## Begin Excerpt provided

Then she pulled aside her nightgown to expose a breast and leaned forward, clearly aiming to stick that breast in
my face. When I lurched away, practically climbing up the headboard, she grabbed my foot and pulled it
between her legs, wanting me to stick my toes in her vagina. As I pushed her away she tried to overpower me,
so the fight was on, but she didn’t want to escalate to a point that would have awakened our sleeping parents, so
she quickly changed tactics and tried to convince me.

"No, no, you don’t understand," she kept repeating, "I want to show you something. You don’t understand. I
want to show you something."

I pointed towards her room, signing "no" and insisting that she leave. After realizing that I would not acquiesce,
Sharon stood up, called me fucking stupid and then returned to her bed, but there was no door between our two
attic bedrooms, nothing to shut or lock between us to prevent her from returning, which she did most nights for
the next few months. Sometimes, when I heard her coming, I’d turn on my light and send her back before she
crossed the threshold; or I’d pretend to be asleep, so that after sitting on the edge of my bed and poking my
shoulder a few times she’d give up. Often, she would hit the light herself, and then insist that she only wanted to
show me something, that she was mad at me for being stupid, that I should just let her.

## End Excerpt provided

Requirements. Reproduce the passage word for word from "I pointed towards" to "just let her.". The data after this passage is separate material.

## Begin Excerpted records

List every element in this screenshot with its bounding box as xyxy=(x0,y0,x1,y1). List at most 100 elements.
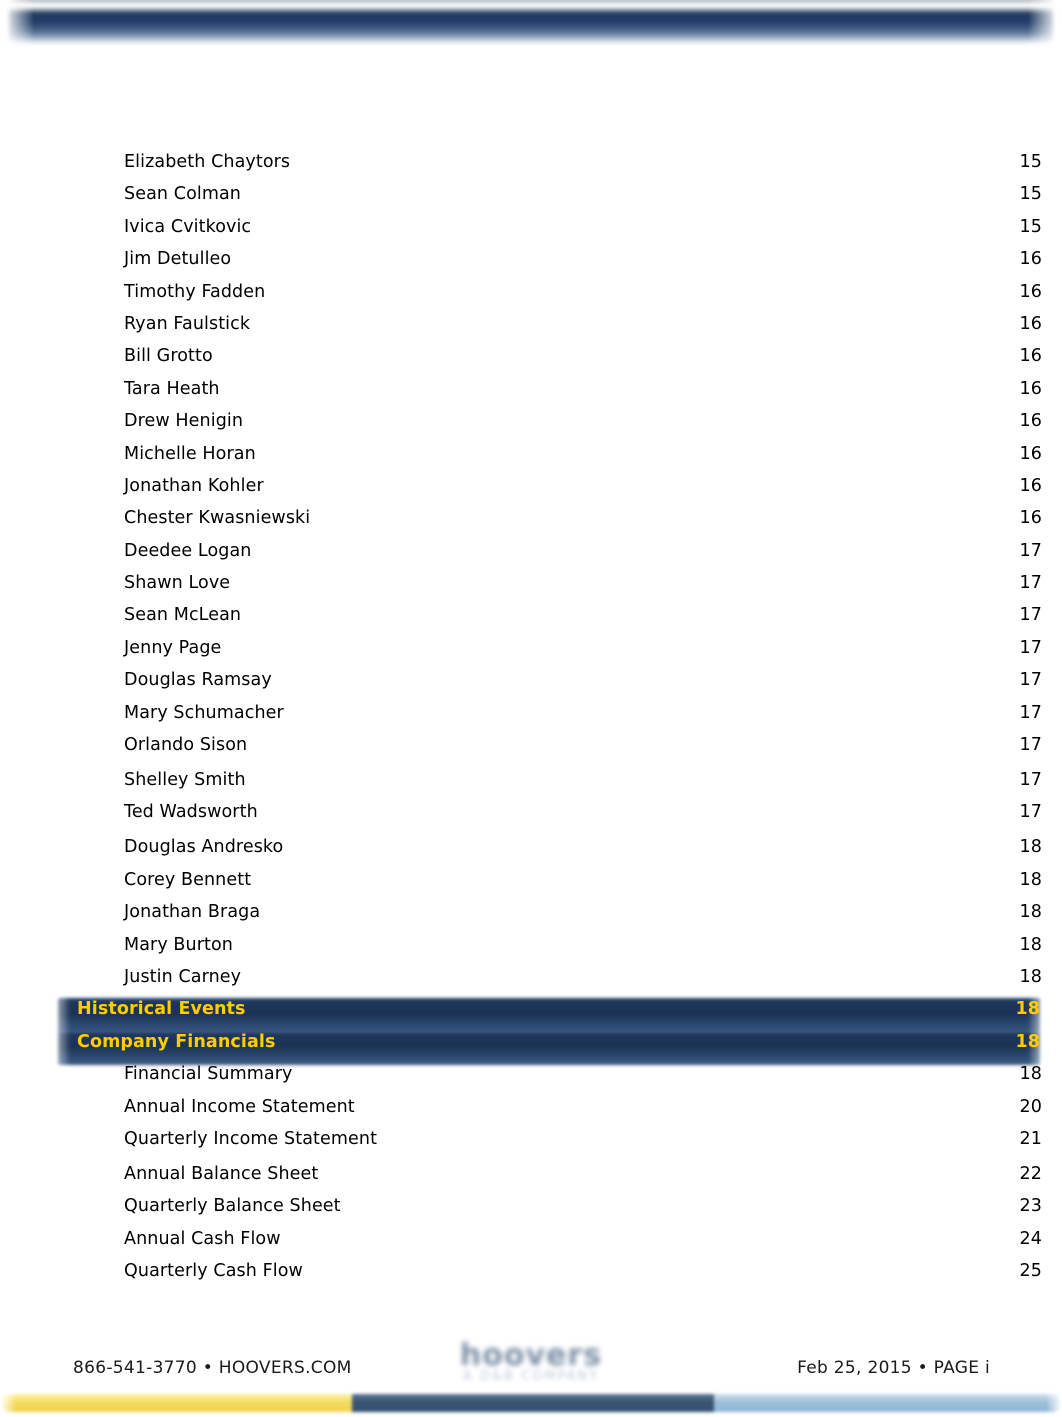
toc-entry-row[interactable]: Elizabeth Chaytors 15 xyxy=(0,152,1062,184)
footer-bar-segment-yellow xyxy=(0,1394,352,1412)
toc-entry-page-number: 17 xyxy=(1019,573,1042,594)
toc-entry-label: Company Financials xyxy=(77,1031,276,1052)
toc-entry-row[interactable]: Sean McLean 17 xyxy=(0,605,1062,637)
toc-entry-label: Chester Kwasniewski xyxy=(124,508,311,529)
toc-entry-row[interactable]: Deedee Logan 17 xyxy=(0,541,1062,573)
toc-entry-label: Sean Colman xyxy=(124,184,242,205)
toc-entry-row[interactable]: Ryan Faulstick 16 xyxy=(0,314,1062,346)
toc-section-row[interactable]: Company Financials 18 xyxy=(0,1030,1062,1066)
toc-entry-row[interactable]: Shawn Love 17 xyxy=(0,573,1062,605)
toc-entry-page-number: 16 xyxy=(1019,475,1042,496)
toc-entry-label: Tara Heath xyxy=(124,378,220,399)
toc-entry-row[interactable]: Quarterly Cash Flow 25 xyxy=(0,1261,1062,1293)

## End Excerpted records

Answer to the task.
I pointed towards her room, signing "no" and insisting that she leave. After realizing that I would not acquiesce,
Sharon stood up, called me fucking stupid and then returned to her bed, but there was no door between our two
attic bedrooms, nothing to shut or lock between us to prevent her from returning, which she did most nights for
the next few months. Sometimes, when I heard her coming, I’d turn on my light and send her back before she
crossed the threshold; or I’d pretend to be asleep, so that after sitting on the edge of my bed and poking my
shoulder a few times she’d give up. Often, she would hit the light herself, and then insist that she only wanted to
show me something, that she was mad at me for being stupid, that I should just let her.